[Recorded data]
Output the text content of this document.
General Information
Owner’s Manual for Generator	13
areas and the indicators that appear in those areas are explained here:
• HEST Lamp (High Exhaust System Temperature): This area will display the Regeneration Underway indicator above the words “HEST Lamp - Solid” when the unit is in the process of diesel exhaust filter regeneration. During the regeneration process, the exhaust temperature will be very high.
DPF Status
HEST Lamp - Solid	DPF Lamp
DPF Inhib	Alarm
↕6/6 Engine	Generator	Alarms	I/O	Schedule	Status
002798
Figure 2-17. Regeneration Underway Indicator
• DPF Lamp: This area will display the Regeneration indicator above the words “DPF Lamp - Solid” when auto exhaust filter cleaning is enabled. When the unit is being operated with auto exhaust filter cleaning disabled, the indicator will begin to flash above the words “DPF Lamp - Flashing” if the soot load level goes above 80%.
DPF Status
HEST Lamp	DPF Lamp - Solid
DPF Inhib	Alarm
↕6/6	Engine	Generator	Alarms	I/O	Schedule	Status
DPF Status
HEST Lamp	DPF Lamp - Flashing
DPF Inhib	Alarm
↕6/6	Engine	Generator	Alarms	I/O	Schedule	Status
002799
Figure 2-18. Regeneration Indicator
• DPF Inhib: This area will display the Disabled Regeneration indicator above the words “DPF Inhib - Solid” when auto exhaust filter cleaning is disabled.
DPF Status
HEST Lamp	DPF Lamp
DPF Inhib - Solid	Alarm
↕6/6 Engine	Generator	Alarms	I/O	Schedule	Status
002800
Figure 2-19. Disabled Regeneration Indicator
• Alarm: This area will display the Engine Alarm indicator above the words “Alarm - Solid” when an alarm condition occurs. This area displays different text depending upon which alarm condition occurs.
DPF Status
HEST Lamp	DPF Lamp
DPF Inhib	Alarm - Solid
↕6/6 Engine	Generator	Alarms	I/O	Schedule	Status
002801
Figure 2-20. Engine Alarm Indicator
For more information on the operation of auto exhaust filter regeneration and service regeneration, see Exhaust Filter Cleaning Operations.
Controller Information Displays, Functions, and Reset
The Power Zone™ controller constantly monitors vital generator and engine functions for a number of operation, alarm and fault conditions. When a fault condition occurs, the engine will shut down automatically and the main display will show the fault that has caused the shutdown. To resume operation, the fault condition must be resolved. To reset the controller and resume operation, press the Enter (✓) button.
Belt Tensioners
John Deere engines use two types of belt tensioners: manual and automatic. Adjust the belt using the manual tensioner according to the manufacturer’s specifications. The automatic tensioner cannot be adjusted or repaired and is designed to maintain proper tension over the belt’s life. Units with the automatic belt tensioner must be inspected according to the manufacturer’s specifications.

### Exercise task:
Write the material out again in its entirety, exactly as shown.

### Response to this exercise:
Output the text content of this document.
General Information
Owner’s Manual for Generator	13
areas and the indicators that appear in those areas are explained here:
• HEST Lamp (High Exhaust System Temperature): This area will display the Regeneration Underway indicator above the words “HEST Lamp - Solid” when the unit is in the process of diesel exhaust filter regeneration. During the regeneration process, the exhaust temperature will be very high.
DPF Status
HEST Lamp - Solid	DPF Lamp
DPF Inhib	Alarm
↕6/6 Engine	Generator	Alarms	I/O	Schedule	Status
002798
Figure 2-17. Regeneration Underway Indicator
• DPF Lamp: This area will display the Regeneration indicator above the words “DPF Lamp - Solid” when auto exhaust filter cleaning is enabled. When the unit is being operated with auto exhaust filter cleaning disabled, the indicator will begin to flash above the words “DPF Lamp - Flashing” if the soot load level goes above 80%.
DPF Status
HEST Lamp	DPF Lamp - Solid
DPF Inhib	Alarm
↕6/6	Engine	Generator	Alarms	I/O	Schedule	Status
DPF Status
HEST Lamp	DPF Lamp - Flashing
DPF Inhib	Alarm
↕6/6	Engine	Generator	Alarms	I/O	Schedule	Status
002799
Figure 2-18. Regeneration Indicator
• DPF Inhib: This area will display the Disabled Regeneration indicator above the words “DPF Inhib - Solid” when auto exhaust filter cleaning is disabled.
DPF Status
HEST Lamp	DPF Lamp
DPF Inhib - Solid	Alarm
↕6/6 Engine	Generator	Alarms	I/O	Schedule	Status
002800
Figure 2-19. Disabled Regeneration Indicator
• Alarm: This area will display the Engine Alarm indicator above the words “Alarm - Solid” when an alarm condition occurs. This area displays different text depending upon which alarm condition occurs.
DPF Status
HEST Lamp	DPF Lamp
DPF Inhib	Alarm - Solid
↕6/6 Engine	Generator	Alarms	I/O	Schedule	Status
002801
Figure 2-20. Engine Alarm Indicator
For more information on the operation of auto exhaust filter regeneration and service regeneration, see Exhaust Filter Cleaning Operations.
Controller Information Displays, Functions, and Reset
The Power Zone™ controller constantly monitors vital generator and engine functions for a number of operation, alarm and fault conditions. When a fault condition occurs, the engine will shut down automatically and the main display will show the fault that has caused the shutdown. To resume operation, the fault condition must be resolved. To reset the controller and resume operation, press the Enter (✓) button.
Belt Tensioners
John Deere engines use two types of belt tensioners: manual and automatic. Adjust the belt using the manual tensioner according to the manufacturer’s specifications. The automatic tensioner cannot be adjusted or repaired and is designed to maintain proper tension over the belt’s life. Units with the automatic belt tensioner must be inspected according to the manufacturer’s specifications.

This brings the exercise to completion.